● REQUIREMENT
Copy each line of the material below that includes the string "What".

*** DATASET RECORDS ***

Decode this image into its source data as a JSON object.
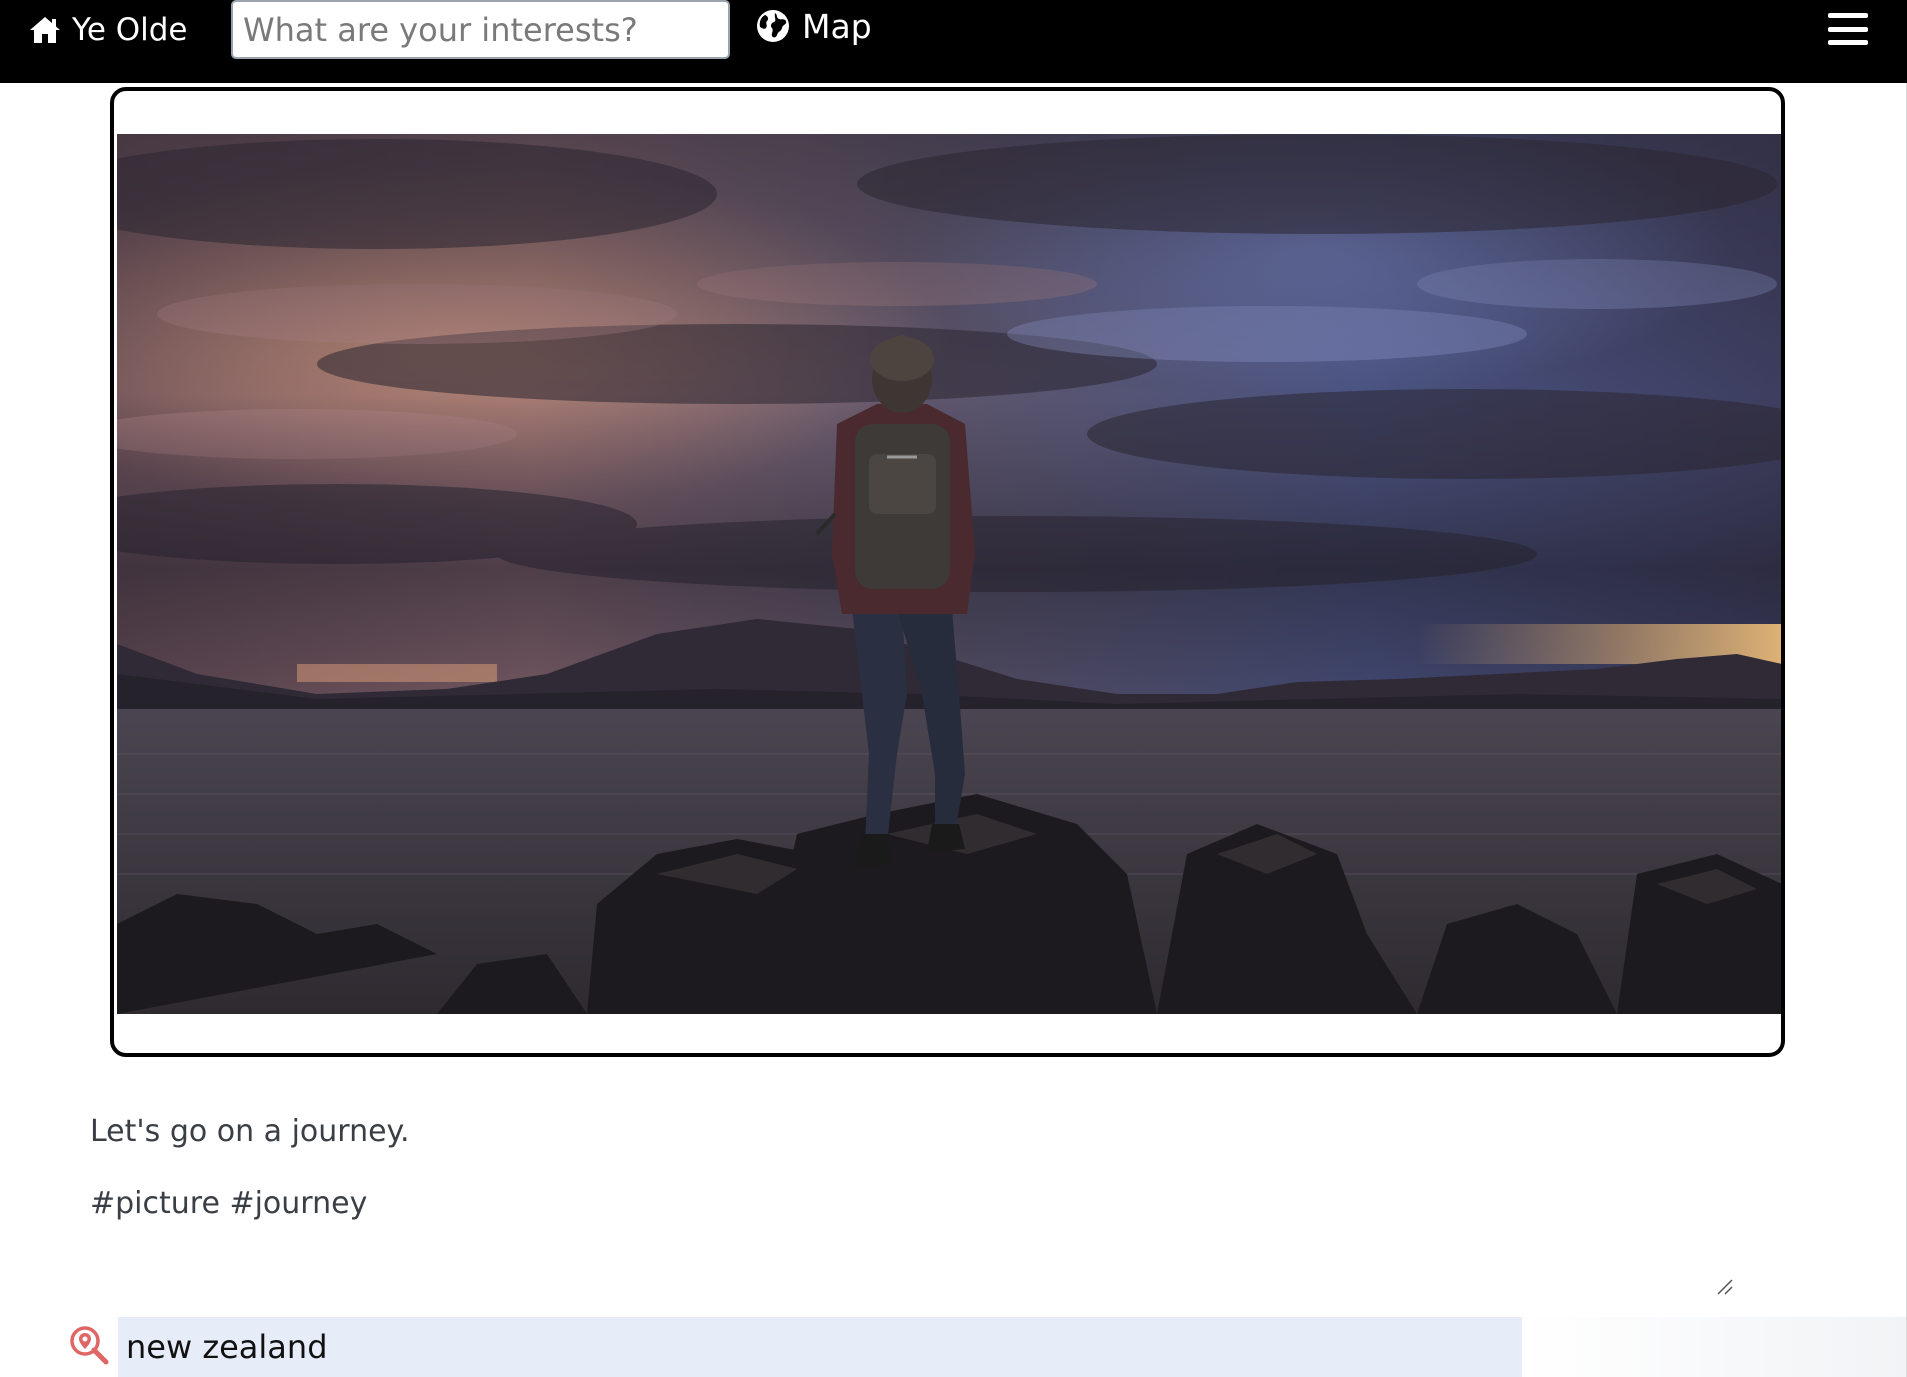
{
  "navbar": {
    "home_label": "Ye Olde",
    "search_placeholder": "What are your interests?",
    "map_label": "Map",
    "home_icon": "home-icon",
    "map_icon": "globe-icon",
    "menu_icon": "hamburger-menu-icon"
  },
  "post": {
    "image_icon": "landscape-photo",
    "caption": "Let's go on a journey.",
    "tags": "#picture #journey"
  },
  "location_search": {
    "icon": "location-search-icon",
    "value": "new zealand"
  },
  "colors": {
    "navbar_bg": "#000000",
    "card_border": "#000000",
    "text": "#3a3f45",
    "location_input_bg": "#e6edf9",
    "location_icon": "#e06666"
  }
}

***
*** DATASET RECORDS ***

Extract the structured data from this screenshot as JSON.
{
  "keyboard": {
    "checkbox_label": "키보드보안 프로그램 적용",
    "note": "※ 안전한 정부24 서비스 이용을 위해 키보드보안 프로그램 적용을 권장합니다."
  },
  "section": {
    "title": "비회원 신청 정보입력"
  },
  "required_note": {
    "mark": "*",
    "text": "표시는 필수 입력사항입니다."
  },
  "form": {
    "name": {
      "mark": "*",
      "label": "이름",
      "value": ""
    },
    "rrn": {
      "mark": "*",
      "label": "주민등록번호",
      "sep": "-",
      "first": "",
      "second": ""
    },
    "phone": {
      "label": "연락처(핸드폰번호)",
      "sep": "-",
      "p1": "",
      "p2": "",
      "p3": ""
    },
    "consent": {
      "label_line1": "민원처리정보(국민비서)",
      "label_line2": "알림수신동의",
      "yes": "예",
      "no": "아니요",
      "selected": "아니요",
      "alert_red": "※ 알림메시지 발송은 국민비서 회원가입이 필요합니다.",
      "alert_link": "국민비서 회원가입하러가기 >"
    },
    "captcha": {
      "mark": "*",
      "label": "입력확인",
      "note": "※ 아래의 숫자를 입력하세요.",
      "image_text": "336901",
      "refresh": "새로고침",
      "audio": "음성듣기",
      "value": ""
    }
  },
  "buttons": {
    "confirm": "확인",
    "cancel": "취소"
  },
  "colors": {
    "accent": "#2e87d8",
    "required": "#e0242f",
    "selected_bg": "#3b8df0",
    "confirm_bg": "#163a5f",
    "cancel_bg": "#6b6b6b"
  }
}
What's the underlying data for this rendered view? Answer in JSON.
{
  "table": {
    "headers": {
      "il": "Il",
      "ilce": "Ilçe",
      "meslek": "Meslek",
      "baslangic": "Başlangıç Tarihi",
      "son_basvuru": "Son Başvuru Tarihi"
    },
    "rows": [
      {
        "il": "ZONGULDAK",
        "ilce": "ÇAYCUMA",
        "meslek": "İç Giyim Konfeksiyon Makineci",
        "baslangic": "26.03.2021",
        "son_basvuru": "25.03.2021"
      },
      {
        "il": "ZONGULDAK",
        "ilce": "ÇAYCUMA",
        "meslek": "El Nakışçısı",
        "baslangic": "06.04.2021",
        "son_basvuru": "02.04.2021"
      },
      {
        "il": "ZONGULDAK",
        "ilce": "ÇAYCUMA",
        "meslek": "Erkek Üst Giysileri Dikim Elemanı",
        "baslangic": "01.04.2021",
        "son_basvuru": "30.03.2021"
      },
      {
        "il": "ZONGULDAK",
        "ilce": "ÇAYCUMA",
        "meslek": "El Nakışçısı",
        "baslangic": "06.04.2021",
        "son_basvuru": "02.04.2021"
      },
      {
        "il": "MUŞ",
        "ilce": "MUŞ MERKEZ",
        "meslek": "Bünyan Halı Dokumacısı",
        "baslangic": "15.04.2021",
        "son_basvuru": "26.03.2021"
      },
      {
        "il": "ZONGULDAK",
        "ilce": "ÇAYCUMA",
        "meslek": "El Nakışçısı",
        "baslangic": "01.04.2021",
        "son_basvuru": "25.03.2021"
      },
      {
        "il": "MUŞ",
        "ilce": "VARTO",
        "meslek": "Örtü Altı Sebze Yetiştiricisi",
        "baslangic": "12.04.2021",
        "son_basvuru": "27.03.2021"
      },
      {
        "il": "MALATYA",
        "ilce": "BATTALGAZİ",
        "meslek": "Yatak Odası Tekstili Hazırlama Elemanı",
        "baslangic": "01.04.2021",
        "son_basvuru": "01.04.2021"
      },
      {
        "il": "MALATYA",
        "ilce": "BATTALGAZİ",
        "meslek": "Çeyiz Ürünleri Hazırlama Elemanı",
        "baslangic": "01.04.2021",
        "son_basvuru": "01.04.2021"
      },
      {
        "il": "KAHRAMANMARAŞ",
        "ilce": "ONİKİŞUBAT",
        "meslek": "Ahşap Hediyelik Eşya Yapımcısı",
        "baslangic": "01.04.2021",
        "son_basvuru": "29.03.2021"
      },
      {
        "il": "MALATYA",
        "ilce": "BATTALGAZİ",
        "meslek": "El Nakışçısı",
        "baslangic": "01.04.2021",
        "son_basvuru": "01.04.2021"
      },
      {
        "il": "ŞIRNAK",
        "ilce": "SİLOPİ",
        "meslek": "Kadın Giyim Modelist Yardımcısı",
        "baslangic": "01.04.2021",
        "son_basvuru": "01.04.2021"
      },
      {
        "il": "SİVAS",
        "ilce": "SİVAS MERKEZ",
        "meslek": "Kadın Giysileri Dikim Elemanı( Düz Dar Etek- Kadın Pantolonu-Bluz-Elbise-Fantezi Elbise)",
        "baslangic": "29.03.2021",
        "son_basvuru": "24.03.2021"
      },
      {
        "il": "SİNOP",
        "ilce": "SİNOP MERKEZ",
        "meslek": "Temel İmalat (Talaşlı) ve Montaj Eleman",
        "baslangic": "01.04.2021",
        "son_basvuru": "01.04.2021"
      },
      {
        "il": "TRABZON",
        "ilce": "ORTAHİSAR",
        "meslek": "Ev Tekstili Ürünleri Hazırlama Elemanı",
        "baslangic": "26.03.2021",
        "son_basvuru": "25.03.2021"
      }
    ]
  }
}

***

● OUTPUT FOR THIS EXERCISE
    "search_placeholder": "What are your interests?",
What's the underlying data for this rendered view? Answer in JSON.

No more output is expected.